Supplied material:
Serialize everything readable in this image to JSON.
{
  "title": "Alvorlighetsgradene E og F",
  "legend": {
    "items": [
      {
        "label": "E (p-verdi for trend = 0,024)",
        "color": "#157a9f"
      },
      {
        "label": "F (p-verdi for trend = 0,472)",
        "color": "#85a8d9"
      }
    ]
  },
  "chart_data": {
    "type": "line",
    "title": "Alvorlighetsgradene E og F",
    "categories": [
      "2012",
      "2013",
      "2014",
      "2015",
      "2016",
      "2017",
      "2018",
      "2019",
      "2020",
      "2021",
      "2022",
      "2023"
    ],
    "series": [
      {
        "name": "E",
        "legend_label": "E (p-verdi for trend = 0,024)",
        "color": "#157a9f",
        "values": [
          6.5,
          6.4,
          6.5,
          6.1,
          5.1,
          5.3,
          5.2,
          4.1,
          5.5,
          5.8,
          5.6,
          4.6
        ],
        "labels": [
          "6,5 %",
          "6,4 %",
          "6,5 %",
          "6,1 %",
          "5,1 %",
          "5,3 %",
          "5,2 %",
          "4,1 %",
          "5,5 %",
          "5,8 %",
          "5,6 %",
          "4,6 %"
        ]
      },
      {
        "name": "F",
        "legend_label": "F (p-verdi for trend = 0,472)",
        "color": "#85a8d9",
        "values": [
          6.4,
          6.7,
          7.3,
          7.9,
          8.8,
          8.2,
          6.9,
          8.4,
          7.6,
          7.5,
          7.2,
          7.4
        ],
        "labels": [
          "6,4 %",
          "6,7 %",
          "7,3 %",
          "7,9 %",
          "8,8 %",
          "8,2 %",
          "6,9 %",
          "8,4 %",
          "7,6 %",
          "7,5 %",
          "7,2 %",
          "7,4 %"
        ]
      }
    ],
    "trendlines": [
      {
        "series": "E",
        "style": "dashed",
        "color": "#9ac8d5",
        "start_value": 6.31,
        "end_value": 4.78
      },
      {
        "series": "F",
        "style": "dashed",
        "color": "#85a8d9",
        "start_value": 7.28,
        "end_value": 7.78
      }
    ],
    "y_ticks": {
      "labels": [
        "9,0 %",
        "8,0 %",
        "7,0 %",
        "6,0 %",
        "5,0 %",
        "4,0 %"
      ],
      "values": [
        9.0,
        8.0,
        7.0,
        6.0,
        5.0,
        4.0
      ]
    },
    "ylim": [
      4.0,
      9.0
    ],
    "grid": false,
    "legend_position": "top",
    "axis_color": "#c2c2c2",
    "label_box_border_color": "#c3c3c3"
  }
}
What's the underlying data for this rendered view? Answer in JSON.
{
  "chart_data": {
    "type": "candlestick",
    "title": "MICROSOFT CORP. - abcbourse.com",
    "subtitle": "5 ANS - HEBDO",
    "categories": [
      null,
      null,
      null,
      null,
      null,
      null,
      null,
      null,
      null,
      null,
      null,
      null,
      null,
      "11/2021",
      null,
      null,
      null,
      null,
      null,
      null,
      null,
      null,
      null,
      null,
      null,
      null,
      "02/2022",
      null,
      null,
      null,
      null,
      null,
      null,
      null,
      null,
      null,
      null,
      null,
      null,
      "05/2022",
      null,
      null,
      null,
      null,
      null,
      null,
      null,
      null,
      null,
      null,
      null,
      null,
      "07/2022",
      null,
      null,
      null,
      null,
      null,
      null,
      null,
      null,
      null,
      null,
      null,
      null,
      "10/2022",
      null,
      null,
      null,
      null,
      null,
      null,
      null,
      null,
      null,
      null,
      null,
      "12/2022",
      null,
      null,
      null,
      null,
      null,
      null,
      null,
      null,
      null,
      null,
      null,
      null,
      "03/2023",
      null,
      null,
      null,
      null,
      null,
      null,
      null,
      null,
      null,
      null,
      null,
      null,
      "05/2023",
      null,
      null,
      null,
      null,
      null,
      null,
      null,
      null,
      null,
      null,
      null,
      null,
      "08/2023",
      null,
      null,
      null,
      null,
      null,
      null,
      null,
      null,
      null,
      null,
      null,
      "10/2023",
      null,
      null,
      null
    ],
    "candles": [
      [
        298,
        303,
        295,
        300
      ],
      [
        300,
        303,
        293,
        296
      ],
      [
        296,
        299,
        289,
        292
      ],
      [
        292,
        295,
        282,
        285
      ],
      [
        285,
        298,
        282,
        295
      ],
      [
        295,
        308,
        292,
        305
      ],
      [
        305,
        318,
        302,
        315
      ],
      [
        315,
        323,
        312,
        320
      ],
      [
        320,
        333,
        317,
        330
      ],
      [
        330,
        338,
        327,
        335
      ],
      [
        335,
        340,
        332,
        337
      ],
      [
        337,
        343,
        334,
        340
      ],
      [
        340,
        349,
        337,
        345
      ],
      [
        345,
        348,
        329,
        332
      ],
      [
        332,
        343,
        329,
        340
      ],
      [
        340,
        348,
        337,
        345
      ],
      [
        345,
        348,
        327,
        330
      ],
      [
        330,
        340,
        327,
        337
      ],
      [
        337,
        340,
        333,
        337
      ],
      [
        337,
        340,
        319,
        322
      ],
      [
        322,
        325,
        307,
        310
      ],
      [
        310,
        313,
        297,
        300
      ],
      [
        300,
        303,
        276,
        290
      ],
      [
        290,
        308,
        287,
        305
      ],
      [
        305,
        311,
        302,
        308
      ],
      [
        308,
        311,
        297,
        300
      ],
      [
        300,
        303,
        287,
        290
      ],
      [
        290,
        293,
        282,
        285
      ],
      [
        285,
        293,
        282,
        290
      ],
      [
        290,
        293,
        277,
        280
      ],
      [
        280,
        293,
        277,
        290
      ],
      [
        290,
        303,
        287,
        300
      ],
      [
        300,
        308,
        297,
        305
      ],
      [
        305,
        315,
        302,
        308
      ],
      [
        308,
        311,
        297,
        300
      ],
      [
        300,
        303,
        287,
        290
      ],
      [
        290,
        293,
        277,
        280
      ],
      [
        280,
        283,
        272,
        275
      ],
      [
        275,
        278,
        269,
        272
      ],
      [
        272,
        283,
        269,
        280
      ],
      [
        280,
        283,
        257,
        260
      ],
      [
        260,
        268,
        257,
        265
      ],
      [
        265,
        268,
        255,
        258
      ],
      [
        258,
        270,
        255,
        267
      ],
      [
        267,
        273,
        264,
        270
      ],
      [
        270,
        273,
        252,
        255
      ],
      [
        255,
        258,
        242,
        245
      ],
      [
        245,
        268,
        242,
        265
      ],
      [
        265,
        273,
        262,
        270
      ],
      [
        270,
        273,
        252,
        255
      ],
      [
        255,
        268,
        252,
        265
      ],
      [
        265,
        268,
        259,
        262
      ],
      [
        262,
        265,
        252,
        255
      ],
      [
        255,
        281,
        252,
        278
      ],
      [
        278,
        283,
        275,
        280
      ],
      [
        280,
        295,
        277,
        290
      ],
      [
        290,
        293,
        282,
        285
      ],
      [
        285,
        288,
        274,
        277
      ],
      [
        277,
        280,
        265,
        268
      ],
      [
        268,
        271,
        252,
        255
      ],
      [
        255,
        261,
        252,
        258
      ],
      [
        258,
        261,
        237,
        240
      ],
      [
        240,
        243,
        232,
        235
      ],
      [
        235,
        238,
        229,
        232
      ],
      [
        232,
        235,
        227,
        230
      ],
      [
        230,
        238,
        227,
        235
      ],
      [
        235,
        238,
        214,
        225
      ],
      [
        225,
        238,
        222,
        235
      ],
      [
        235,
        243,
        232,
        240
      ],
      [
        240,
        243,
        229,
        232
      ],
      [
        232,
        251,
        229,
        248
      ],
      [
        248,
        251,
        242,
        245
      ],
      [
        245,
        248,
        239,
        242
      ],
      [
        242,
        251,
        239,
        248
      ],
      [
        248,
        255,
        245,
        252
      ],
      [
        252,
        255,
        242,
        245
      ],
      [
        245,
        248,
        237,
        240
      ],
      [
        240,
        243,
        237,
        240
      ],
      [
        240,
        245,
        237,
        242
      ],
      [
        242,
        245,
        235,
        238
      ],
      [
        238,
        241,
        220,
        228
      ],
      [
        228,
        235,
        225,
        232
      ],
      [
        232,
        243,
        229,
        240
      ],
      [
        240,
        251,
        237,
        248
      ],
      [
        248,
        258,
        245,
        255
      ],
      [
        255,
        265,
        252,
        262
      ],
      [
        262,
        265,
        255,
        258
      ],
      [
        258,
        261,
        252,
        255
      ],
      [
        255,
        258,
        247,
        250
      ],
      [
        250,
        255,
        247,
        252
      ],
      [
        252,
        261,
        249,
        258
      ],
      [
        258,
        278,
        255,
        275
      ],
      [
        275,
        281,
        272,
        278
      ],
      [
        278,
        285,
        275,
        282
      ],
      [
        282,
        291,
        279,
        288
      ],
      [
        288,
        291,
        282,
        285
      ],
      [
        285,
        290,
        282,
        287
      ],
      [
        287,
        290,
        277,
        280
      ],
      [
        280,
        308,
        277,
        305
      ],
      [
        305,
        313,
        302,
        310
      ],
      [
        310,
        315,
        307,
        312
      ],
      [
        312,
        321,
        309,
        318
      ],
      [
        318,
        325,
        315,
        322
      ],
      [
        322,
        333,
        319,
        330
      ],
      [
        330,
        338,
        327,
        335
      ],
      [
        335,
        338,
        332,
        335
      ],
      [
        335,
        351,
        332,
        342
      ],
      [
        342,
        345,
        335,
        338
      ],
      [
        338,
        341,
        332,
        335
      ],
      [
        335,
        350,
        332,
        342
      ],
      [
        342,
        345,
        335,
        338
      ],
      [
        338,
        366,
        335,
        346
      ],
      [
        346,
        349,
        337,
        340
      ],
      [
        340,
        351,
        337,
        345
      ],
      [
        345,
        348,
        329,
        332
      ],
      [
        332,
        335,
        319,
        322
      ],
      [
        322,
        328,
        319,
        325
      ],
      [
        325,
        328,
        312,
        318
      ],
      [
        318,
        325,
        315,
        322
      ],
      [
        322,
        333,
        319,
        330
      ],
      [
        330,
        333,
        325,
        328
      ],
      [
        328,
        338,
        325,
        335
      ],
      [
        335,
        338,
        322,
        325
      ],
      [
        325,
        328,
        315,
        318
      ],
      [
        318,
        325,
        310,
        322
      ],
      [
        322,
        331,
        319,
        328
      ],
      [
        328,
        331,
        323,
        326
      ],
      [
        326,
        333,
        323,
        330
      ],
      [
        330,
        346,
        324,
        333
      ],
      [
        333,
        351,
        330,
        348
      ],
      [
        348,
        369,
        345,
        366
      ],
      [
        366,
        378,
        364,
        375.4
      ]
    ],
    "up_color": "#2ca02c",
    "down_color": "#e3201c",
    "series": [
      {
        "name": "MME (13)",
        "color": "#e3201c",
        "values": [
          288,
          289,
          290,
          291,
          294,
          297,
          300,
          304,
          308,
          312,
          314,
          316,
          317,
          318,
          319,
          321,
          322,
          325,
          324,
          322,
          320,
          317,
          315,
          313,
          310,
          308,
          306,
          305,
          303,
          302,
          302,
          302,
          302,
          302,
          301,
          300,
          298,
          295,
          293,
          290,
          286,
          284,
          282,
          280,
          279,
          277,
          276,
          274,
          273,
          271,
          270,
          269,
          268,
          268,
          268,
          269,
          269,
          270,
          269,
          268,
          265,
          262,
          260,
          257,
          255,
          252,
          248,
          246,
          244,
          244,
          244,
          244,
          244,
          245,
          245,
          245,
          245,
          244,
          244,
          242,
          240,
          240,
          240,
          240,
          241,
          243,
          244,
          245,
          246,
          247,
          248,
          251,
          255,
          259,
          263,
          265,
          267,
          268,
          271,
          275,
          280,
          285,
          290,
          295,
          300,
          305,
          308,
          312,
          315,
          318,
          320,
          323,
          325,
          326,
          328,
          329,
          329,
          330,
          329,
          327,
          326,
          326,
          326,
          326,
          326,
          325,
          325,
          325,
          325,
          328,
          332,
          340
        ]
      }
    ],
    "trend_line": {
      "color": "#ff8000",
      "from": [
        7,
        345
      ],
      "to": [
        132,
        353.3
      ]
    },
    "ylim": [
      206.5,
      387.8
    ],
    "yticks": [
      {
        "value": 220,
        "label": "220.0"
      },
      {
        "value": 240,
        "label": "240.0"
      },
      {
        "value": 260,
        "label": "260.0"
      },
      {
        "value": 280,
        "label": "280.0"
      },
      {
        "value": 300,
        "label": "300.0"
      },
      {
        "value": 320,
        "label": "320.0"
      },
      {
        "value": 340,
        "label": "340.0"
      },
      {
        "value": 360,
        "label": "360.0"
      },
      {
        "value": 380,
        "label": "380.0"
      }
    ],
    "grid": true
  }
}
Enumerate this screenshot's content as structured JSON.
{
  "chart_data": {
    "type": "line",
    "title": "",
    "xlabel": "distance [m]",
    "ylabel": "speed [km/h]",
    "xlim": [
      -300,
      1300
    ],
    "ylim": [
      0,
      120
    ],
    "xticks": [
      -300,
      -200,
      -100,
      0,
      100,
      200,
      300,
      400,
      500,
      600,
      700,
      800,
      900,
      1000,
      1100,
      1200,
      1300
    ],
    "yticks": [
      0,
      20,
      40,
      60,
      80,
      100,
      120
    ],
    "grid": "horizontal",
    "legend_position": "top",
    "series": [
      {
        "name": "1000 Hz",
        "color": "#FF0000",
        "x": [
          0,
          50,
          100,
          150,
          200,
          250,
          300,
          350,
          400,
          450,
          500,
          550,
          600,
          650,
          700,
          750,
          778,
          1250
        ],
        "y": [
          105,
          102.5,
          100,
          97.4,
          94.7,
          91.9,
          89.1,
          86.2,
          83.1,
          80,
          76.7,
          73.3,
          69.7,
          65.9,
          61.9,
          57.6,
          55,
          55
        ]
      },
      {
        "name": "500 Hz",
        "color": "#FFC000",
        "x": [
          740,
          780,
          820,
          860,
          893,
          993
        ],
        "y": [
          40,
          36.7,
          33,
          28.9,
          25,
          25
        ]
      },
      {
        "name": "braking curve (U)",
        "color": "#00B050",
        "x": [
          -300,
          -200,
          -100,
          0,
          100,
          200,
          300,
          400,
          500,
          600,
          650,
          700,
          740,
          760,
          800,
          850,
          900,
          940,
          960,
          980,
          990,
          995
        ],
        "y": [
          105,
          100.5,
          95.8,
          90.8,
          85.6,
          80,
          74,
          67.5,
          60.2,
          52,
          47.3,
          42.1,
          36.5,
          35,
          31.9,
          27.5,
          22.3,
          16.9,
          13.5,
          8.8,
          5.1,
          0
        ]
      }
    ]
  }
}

Given request: Show the lines of the records that contain the word "name".

The output:
        "name": "E",
        "name": "F",
        "name": "MME (13)",
        "name": "1000 Hz",
        "name": "500 Hz",
        "name": "braking curve (U)",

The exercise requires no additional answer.